*EXERCISE*
Repeat the records below exactly as they appear.
....
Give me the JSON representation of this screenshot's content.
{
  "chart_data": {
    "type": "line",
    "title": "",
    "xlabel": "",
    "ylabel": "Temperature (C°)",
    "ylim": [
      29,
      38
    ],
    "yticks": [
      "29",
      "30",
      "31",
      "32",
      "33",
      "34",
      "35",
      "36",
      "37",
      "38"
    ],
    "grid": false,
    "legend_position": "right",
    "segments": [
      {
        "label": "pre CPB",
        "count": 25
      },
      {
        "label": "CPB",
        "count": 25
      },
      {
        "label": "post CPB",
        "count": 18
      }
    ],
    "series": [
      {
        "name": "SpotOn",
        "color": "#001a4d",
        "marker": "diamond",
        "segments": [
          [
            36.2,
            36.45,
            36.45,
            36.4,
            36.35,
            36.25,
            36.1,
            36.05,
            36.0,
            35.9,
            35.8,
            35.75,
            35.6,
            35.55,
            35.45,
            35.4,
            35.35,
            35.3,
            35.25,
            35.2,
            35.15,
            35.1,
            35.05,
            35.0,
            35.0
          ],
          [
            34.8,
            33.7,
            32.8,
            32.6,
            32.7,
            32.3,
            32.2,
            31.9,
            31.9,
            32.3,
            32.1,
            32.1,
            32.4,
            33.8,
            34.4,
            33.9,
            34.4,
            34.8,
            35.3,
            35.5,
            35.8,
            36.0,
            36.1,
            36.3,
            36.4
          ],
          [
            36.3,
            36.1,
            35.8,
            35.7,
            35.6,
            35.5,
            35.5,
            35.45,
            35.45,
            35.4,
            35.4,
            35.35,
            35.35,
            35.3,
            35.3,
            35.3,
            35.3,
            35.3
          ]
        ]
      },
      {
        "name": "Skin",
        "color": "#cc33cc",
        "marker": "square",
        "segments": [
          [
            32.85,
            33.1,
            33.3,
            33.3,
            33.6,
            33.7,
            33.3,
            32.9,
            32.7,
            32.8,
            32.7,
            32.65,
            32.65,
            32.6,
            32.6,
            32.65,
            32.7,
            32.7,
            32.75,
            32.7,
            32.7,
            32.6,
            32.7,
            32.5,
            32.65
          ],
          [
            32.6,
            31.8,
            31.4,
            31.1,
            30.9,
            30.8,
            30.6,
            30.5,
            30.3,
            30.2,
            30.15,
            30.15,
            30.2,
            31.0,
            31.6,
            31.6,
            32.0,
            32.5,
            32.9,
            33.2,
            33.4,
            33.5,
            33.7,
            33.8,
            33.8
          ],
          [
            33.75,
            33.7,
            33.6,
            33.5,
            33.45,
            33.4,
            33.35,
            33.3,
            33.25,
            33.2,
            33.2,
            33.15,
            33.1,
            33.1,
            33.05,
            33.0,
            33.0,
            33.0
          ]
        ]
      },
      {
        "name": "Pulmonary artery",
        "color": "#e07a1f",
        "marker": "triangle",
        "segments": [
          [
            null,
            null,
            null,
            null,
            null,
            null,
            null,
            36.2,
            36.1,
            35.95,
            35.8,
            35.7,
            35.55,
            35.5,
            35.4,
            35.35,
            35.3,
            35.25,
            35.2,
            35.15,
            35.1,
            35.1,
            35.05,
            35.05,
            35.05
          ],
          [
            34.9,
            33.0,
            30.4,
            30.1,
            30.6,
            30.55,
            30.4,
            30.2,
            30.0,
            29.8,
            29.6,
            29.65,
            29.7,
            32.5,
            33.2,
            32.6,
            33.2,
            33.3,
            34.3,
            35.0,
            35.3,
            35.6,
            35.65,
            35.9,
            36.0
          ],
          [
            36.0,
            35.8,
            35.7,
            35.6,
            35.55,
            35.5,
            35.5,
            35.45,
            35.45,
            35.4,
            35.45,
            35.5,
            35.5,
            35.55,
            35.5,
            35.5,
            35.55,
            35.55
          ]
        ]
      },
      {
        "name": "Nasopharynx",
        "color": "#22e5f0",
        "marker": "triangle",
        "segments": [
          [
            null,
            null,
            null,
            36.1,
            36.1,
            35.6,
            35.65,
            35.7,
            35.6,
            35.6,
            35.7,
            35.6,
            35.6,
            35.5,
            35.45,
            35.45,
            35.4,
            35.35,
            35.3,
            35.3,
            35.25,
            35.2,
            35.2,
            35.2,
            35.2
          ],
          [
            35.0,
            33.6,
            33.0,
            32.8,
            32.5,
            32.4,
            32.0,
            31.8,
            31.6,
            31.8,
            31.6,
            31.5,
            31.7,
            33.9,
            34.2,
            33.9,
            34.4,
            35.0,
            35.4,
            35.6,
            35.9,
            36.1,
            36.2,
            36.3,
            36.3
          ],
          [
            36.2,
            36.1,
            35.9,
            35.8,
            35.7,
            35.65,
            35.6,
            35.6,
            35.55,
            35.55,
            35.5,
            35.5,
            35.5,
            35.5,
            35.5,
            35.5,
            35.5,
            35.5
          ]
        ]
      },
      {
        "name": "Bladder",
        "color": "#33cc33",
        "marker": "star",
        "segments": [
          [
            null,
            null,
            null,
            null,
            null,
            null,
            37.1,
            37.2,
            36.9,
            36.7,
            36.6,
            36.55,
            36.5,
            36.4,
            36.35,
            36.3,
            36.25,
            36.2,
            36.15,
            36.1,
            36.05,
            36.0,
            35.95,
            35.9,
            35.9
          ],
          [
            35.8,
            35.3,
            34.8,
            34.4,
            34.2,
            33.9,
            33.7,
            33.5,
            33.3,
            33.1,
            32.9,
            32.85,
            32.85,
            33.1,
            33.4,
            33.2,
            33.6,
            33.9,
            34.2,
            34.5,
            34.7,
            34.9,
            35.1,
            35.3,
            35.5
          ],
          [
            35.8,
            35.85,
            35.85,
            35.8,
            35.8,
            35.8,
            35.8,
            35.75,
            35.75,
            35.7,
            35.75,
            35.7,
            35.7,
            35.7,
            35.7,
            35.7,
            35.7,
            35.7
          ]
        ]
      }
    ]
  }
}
....
*WRITTEN REPLY*
Give me the JSON representation of this screenshot's content.
{
  "chart_data": {
    "type": "line",
    "title": "",
    "xlabel": "",
    "ylabel": "Temperature (C°)",
    "ylim": [
      29,
      38
    ],
    "yticks": [
      "29",
      "30",
      "31",
      "32",
      "33",
      "34",
      "35",
      "36",
      "37",
      "38"
    ],
    "grid": false,
    "legend_position": "right",
    "segments": [
      {
        "label": "pre CPB",
        "count": 25
      },
      {
        "label": "CPB",
        "count": 25
      },
      {
        "label": "post CPB",
        "count": 18
      }
    ],
    "series": [
      {
        "name": "SpotOn",
        "color": "#001a4d",
        "marker": "diamond",
        "segments": [
          [
            36.2,
            36.45,
            36.45,
            36.4,
            36.35,
            36.25,
            36.1,
            36.05,
            36.0,
            35.9,
            35.8,
            35.75,
            35.6,
            35.55,
            35.45,
            35.4,
            35.35,
            35.3,
            35.25,
            35.2,
            35.15,
            35.1,
            35.05,
            35.0,
            35.0
          ],
          [
            34.8,
            33.7,
            32.8,
            32.6,
            32.7,
            32.3,
            32.2,
            31.9,
            31.9,
            32.3,
            32.1,
            32.1,
            32.4,
            33.8,
            34.4,
            33.9,
            34.4,
            34.8,
            35.3,
            35.5,
            35.8,
            36.0,
            36.1,
            36.3,
            36.4
          ],
          [
            36.3,
            36.1,
            35.8,
            35.7,
            35.6,
            35.5,
            35.5,
            35.45,
            35.45,
            35.4,
            35.4,
            35.35,
            35.35,
            35.3,
            35.3,
            35.3,
            35.3,
            35.3
          ]
        ]
      },
      {
        "name": "Skin",
        "color": "#cc33cc",
        "marker": "square",
        "segments": [
          [
            32.85,
            33.1,
            33.3,
            33.3,
            33.6,
            33.7,
            33.3,
            32.9,
            32.7,
            32.8,
            32.7,
            32.65,
            32.65,
            32.6,
            32.6,
            32.65,
            32.7,
            32.7,
            32.75,
            32.7,
            32.7,
            32.6,
            32.7,
            32.5,
            32.65
          ],
          [
            32.6,
            31.8,
            31.4,
            31.1,
            30.9,
            30.8,
            30.6,
            30.5,
            30.3,
            30.2,
            30.15,
            30.15,
            30.2,
            31.0,
            31.6,
            31.6,
            32.0,
            32.5,
            32.9,
            33.2,
            33.4,
            33.5,
            33.7,
            33.8,
            33.8
          ],
          [
            33.75,
            33.7,
            33.6,
            33.5,
            33.45,
            33.4,
            33.35,
            33.3,
            33.25,
            33.2,
            33.2,
            33.15,
            33.1,
            33.1,
            33.05,
            33.0,
            33.0,
            33.0
          ]
        ]
      },
      {
        "name": "Pulmonary artery",
        "color": "#e07a1f",
        "marker": "triangle",
        "segments": [
          [
            null,
            null,
            null,
            null,
            null,
            null,
            null,
            36.2,
            36.1,
            35.95,
            35.8,
            35.7,
            35.55,
            35.5,
            35.4,
            35.35,
            35.3,
            35.25,
            35.2,
            35.15,
            35.1,
            35.1,
            35.05,
            35.05,
            35.05
          ],
          [
            34.9,
            33.0,
            30.4,
            30.1,
            30.6,
            30.55,
            30.4,
            30.2,
            30.0,
            29.8,
            29.6,
            29.65,
            29.7,
            32.5,
            33.2,
            32.6,
            33.2,
            33.3,
            34.3,
            35.0,
            35.3,
            35.6,
            35.65,
            35.9,
            36.0
          ],
          [
            36.0,
            35.8,
            35.7,
            35.6,
            35.55,
            35.5,
            35.5,
            35.45,
            35.45,
            35.4,
            35.45,
            35.5,
            35.5,
            35.55,
            35.5,
            35.5,
            35.55,
            35.55
          ]
        ]
      },
      {
        "name": "Nasopharynx",
        "color": "#22e5f0",
        "marker": "triangle",
        "segments": [
          [
            null,
            null,
            null,
            36.1,
            36.1,
            35.6,
            35.65,
            35.7,
            35.6,
            35.6,
            35.7,
            35.6,
            35.6,
            35.5,
            35.45,
            35.45,
            35.4,
            35.35,
            35.3,
            35.3,
            35.25,
            35.2,
            35.2,
            35.2,
            35.2
          ],
          [
            35.0,
            33.6,
            33.0,
            32.8,
            32.5,
            32.4,
            32.0,
            31.8,
            31.6,
            31.8,
            31.6,
            31.5,
            31.7,
            33.9,
            34.2,
            33.9,
            34.4,
            35.0,
            35.4,
            35.6,
            35.9,
            36.1,
            36.2,
            36.3,
            36.3
          ],
          [
            36.2,
            36.1,
            35.9,
            35.8,
            35.7,
            35.65,
            35.6,
            35.6,
            35.55,
            35.55,
            35.5,
            35.5,
            35.5,
            35.5,
            35.5,
            35.5,
            35.5,
            35.5
          ]
        ]
      },
      {
        "name": "Bladder",
        "color": "#33cc33",
        "marker": "star",
        "segments": [
          [
            null,
            null,
            null,
            null,
            null,
            null,
            37.1,
            37.2,
            36.9,
            36.7,
            36.6,
            36.55,
            36.5,
            36.4,
            36.35,
            36.3,
            36.25,
            36.2,
            36.15,
            36.1,
            36.05,
            36.0,
            35.95,
            35.9,
            35.9
          ],
          [
            35.8,
            35.3,
            34.8,
            34.4,
            34.2,
            33.9,
            33.7,
            33.5,
            33.3,
            33.1,
            32.9,
            32.85,
            32.85,
            33.1,
            33.4,
            33.2,
            33.6,
            33.9,
            34.2,
            34.5,
            34.7,
            34.9,
            35.1,
            35.3,
            35.5
          ],
          [
            35.8,
            35.85,
            35.85,
            35.8,
            35.8,
            35.8,
            35.8,
            35.75,
            35.75,
            35.7,
            35.75,
            35.7,
            35.7,
            35.7,
            35.7,
            35.7,
            35.7,
            35.7
          ]
        ]
      }
    ]
  }
}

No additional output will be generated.